(Items listed in a dataset)
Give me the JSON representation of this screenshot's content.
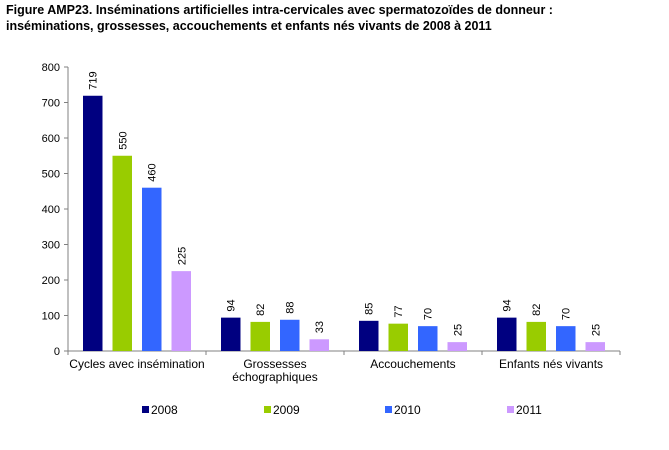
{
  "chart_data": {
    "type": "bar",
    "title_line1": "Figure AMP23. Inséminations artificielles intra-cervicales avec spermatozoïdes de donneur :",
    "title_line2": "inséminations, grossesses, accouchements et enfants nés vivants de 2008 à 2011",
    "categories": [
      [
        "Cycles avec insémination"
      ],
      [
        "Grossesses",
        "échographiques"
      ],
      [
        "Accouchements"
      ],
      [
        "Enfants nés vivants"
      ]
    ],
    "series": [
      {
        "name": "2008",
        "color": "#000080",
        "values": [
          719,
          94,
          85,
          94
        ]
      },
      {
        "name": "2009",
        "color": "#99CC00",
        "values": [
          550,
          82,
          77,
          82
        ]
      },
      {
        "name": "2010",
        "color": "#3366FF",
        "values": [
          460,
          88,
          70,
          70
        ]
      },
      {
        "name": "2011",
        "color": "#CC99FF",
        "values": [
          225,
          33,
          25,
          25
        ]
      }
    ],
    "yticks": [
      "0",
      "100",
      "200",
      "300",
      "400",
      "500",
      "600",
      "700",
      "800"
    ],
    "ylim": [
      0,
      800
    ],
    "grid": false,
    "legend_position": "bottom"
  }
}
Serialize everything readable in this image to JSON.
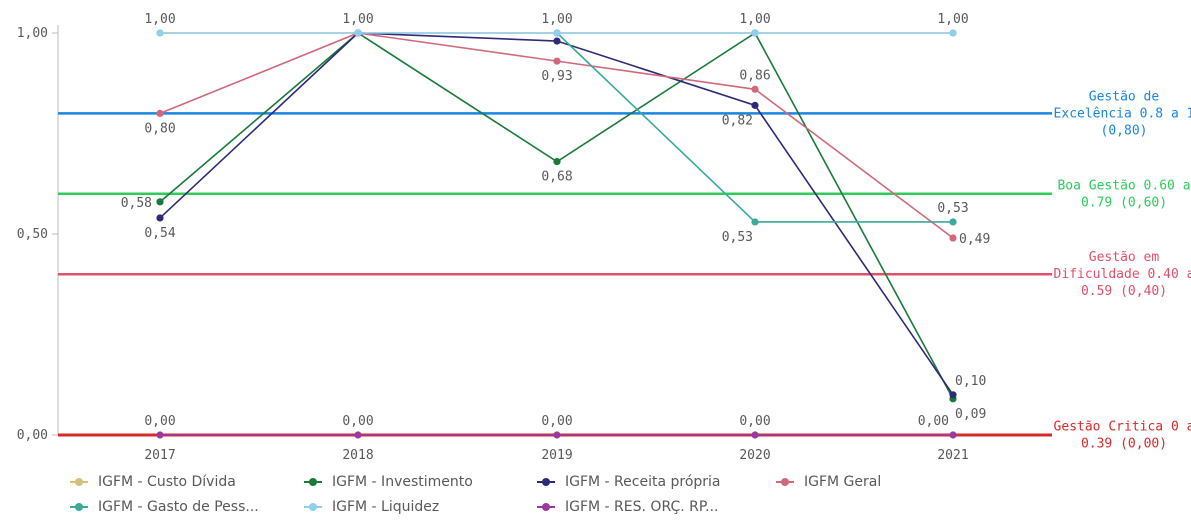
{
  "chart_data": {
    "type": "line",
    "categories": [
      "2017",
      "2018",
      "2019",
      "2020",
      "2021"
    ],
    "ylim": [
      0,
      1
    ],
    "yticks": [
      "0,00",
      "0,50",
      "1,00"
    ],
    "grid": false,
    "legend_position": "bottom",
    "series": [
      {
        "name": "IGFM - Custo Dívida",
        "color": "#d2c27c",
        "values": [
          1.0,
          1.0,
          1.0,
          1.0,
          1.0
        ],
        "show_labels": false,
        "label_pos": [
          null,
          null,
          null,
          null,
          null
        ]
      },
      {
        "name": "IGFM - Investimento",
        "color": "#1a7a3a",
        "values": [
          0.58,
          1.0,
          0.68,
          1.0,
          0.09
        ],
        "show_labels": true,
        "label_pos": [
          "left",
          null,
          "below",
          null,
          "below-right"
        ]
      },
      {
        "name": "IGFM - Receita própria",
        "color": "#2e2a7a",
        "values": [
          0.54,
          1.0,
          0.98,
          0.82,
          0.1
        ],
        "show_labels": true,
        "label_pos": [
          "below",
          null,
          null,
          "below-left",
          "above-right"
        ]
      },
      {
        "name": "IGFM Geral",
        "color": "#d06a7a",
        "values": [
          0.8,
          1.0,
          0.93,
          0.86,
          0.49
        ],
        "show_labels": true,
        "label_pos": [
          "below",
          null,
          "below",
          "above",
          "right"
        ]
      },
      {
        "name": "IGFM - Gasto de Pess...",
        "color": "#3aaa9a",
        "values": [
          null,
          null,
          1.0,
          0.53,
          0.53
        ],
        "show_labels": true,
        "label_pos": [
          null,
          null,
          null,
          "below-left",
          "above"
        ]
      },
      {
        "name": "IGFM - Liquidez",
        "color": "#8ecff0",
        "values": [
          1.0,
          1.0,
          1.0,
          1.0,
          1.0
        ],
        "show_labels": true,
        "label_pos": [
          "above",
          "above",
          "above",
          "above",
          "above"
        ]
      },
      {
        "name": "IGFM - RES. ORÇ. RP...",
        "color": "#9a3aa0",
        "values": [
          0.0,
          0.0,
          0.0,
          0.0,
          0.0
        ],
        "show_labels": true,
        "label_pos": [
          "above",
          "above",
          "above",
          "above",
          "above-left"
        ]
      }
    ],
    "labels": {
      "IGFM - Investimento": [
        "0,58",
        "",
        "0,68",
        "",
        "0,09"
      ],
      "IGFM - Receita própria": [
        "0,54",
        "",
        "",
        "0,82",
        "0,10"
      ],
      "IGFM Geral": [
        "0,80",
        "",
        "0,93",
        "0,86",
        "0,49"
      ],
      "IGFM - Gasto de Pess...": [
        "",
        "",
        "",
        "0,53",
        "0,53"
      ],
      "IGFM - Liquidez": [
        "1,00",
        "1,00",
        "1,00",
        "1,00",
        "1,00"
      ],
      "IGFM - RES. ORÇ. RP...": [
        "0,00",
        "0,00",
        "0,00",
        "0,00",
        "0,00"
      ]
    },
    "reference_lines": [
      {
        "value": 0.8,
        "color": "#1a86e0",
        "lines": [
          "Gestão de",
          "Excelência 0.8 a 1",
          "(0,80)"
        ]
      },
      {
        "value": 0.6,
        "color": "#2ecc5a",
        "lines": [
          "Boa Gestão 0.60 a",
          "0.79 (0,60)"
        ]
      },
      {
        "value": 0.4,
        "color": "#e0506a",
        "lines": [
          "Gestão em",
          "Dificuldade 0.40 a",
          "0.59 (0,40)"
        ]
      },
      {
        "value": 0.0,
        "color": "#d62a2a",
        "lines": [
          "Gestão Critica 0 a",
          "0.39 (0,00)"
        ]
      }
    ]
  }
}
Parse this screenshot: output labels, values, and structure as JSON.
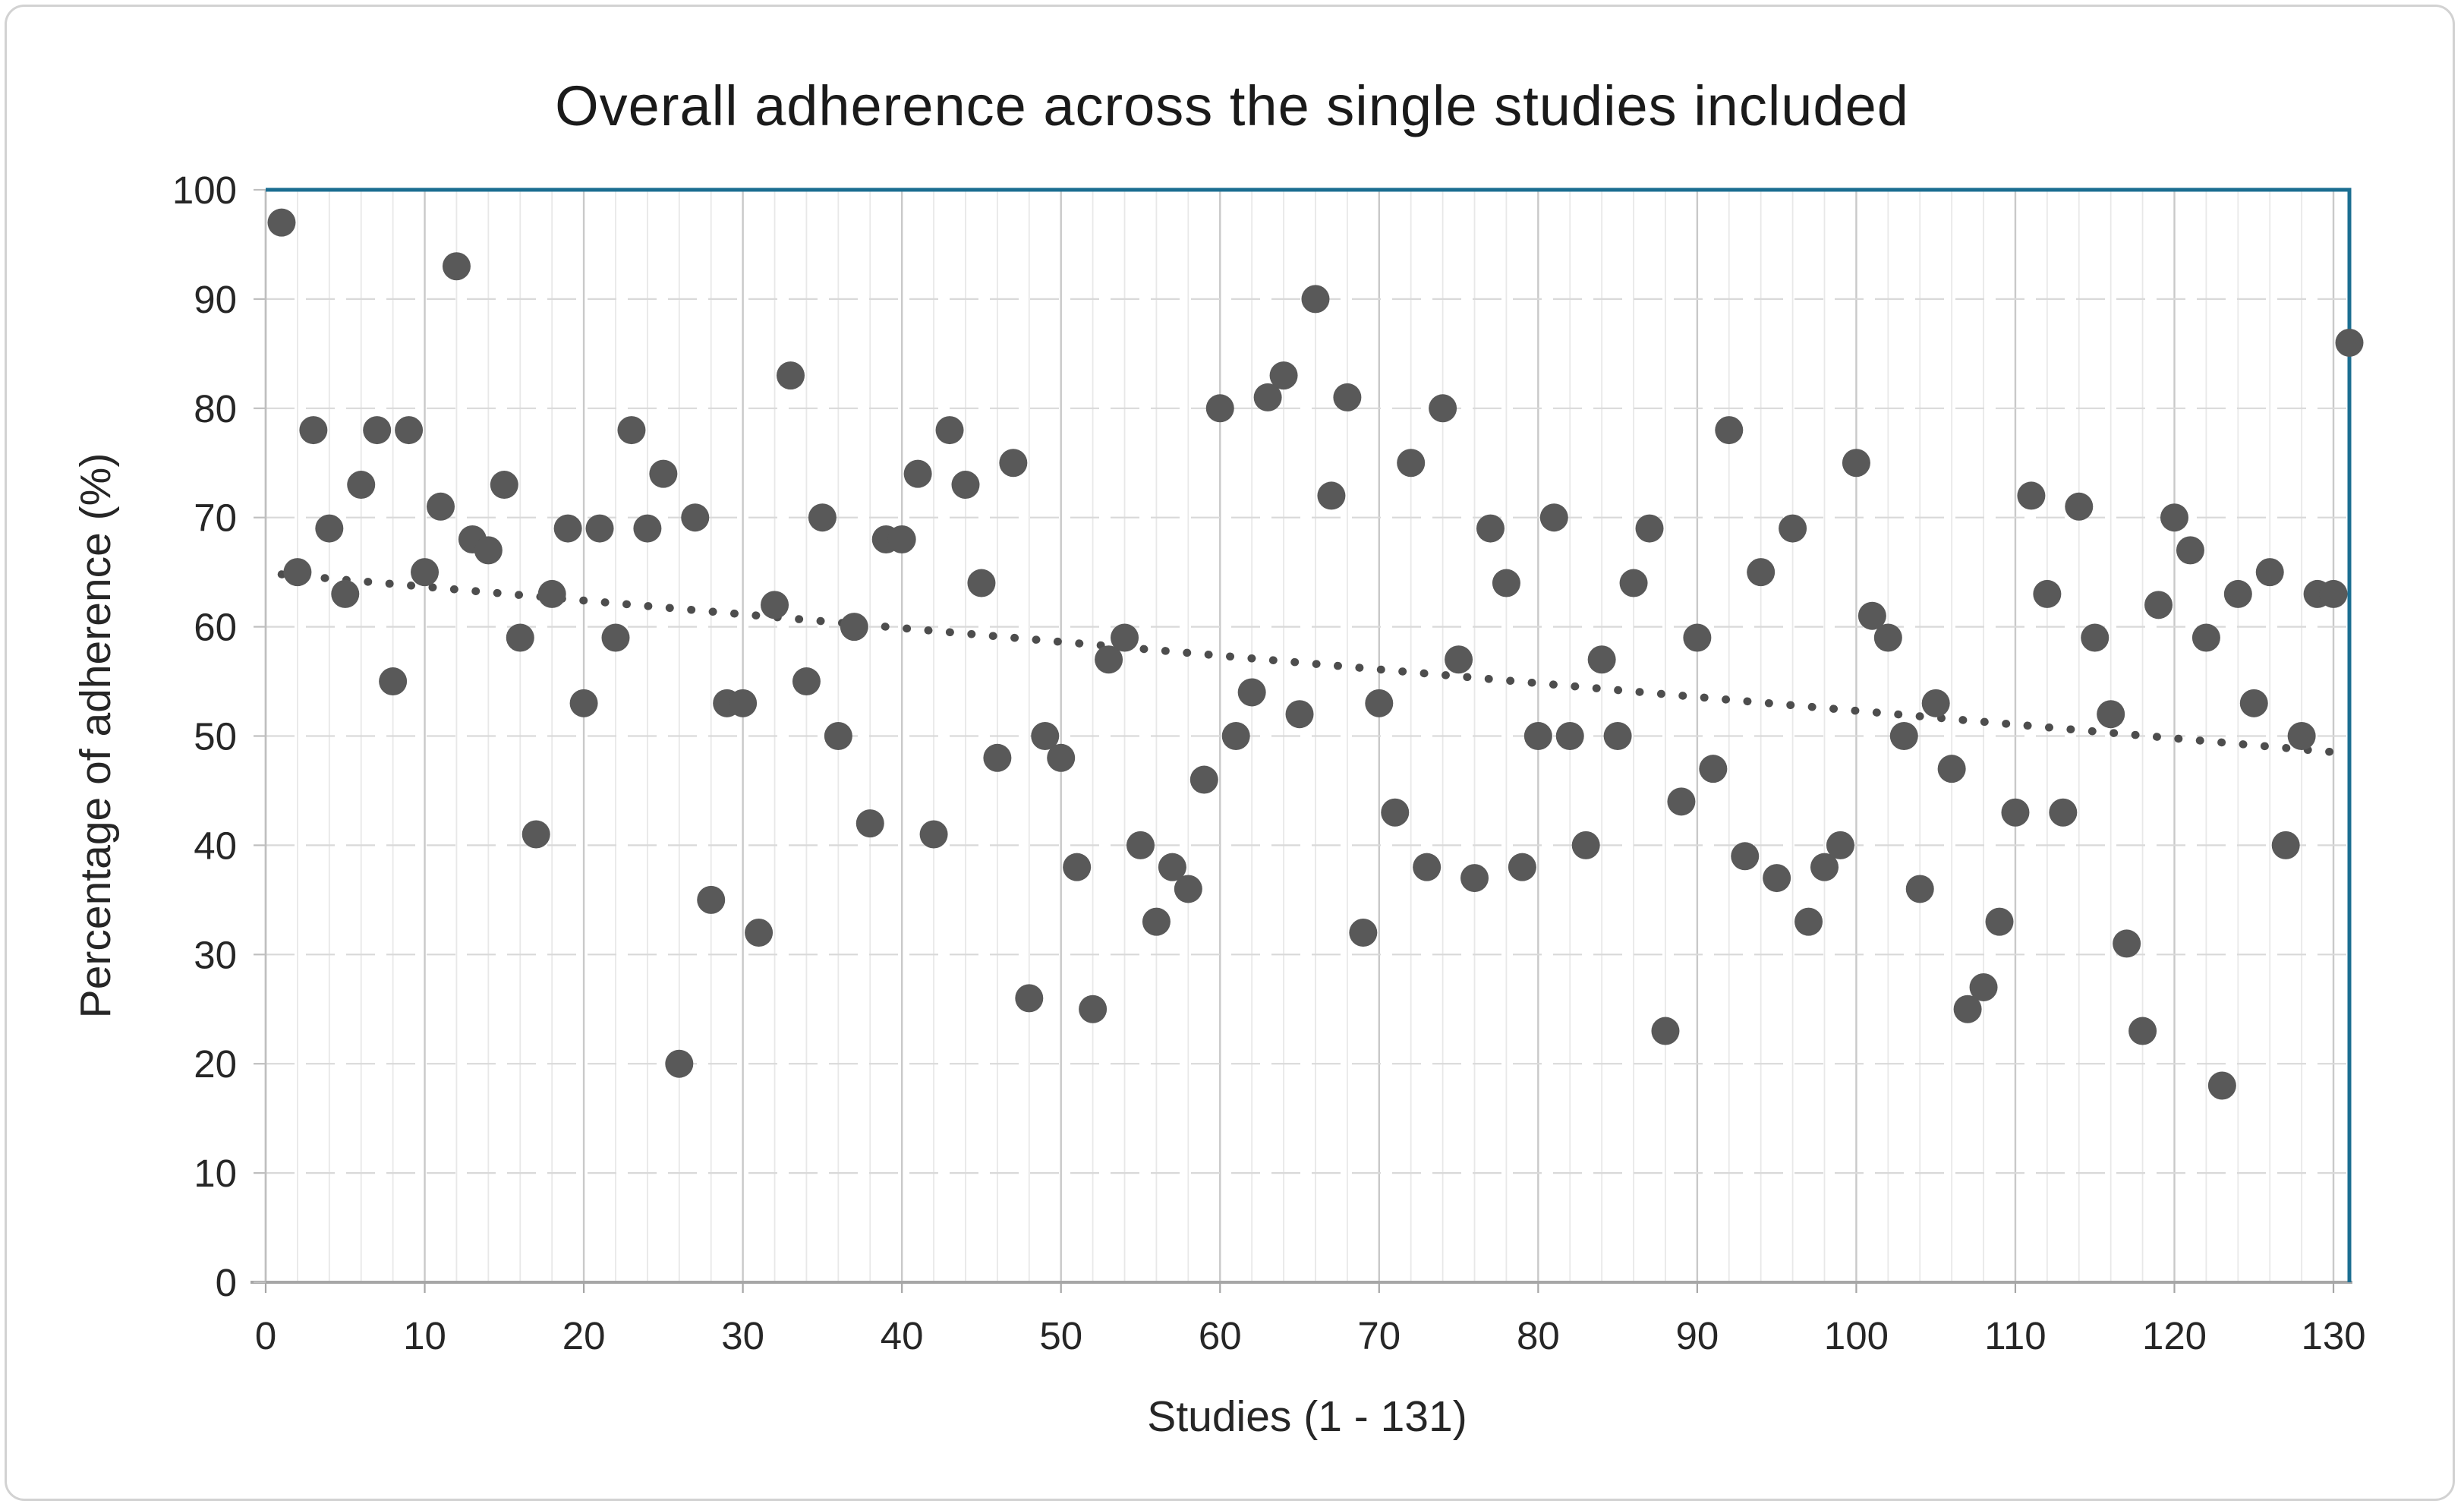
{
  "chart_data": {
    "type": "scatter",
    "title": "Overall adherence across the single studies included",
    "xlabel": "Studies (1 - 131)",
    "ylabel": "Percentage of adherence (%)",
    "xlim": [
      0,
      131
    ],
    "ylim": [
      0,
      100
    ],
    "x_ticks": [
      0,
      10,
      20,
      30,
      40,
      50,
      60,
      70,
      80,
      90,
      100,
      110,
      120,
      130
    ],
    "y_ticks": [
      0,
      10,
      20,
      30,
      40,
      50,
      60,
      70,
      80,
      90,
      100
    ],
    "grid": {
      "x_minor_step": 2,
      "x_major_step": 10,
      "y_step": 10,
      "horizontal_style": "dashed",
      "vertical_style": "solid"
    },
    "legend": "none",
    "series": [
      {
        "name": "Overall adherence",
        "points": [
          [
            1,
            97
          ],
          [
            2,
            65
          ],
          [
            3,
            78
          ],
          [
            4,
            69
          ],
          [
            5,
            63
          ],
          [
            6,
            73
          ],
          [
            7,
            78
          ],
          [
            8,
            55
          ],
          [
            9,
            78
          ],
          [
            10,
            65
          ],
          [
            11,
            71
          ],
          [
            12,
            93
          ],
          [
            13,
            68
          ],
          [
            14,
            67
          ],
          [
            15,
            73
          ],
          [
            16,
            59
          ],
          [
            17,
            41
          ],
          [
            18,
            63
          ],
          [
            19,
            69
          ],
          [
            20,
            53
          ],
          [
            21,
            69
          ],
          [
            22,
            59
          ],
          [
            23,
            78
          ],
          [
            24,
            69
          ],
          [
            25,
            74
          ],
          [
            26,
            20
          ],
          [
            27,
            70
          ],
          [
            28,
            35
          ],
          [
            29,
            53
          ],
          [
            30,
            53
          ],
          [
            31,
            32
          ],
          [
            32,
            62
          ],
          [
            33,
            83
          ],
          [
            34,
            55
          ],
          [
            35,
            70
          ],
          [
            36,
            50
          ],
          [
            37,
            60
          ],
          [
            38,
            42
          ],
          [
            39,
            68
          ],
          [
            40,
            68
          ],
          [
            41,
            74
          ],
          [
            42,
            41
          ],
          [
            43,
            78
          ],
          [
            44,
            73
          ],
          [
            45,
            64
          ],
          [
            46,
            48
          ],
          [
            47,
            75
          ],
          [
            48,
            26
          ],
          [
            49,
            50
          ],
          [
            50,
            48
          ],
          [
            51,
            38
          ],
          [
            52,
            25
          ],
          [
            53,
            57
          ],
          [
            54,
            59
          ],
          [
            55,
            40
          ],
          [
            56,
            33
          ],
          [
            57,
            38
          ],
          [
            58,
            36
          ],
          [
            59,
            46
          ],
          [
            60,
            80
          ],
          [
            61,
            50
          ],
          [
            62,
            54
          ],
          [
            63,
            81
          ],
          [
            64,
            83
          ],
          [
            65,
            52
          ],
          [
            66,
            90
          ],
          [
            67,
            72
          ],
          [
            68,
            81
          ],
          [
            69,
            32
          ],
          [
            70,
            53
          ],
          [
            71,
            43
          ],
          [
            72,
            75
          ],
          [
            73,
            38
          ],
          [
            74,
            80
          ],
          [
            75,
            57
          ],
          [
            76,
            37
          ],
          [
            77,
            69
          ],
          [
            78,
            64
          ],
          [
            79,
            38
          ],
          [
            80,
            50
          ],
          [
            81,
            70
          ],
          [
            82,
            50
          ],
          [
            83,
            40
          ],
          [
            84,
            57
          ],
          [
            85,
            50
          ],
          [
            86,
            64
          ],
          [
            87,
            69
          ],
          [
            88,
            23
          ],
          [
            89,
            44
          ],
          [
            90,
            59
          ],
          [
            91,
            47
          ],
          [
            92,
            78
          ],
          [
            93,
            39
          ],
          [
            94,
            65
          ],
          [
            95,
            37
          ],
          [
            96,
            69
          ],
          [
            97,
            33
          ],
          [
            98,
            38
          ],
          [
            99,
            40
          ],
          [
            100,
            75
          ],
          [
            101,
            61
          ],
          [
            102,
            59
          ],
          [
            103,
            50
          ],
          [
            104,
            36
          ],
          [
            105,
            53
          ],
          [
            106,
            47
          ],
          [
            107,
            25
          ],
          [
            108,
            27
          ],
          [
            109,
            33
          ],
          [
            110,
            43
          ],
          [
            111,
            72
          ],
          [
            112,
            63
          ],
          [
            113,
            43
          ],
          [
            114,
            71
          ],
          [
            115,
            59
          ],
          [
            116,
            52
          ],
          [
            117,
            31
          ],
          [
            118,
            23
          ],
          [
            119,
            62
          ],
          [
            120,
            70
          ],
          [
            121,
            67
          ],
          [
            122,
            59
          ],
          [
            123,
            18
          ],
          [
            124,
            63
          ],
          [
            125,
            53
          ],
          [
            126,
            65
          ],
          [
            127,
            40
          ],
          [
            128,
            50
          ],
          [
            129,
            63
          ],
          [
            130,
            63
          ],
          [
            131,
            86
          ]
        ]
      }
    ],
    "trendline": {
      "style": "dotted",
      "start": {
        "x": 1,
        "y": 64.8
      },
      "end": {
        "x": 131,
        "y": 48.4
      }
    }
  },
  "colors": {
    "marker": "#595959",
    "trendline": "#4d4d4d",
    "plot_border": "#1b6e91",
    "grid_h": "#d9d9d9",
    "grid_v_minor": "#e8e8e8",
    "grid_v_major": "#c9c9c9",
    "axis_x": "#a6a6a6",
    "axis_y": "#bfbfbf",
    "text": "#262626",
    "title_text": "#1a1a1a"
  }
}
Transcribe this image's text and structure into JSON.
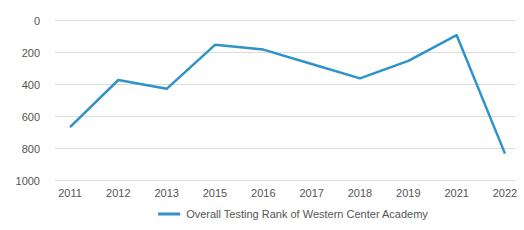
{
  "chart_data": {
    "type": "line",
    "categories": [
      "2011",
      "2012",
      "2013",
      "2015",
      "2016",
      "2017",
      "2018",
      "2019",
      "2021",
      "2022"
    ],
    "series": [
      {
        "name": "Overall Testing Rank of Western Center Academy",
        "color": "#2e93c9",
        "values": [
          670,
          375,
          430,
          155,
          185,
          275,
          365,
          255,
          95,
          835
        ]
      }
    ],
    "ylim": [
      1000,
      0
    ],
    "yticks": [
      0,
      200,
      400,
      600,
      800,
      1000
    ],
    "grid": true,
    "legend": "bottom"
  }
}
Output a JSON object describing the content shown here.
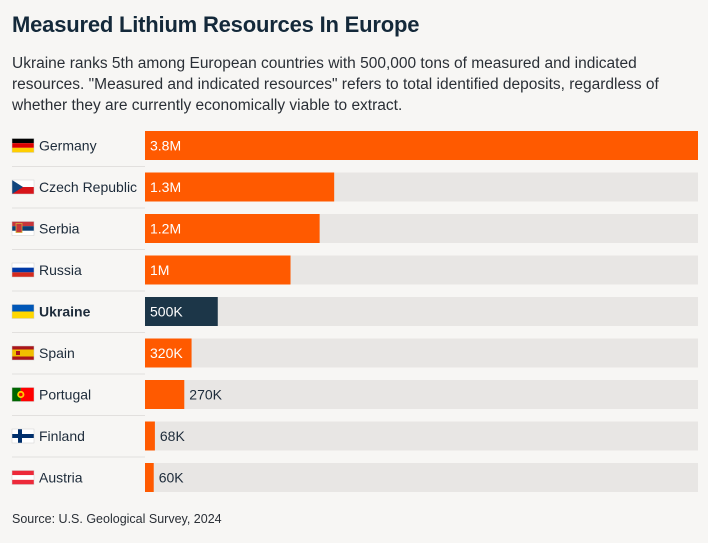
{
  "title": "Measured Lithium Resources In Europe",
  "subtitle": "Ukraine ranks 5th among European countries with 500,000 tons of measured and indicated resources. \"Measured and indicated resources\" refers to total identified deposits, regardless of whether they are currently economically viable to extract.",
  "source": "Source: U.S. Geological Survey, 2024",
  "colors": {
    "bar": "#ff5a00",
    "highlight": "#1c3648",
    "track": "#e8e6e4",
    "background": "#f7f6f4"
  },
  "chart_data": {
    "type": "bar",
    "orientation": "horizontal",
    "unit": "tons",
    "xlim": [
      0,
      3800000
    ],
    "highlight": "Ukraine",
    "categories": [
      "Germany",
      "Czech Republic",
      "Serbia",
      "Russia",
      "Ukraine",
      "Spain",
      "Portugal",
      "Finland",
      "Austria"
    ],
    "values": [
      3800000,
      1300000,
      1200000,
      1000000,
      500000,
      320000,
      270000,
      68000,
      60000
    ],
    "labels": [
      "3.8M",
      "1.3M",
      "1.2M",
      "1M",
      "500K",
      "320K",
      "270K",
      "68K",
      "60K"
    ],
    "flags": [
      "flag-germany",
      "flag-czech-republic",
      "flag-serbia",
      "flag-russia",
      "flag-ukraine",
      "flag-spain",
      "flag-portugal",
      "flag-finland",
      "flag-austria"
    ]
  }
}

_What the task requires_: Find each line that has the word "Pess", then copy it out.

_Complete answer_:
        "name": "IGFM - Gasto de Pess...",
      "IGFM - Gasto de Pess...": [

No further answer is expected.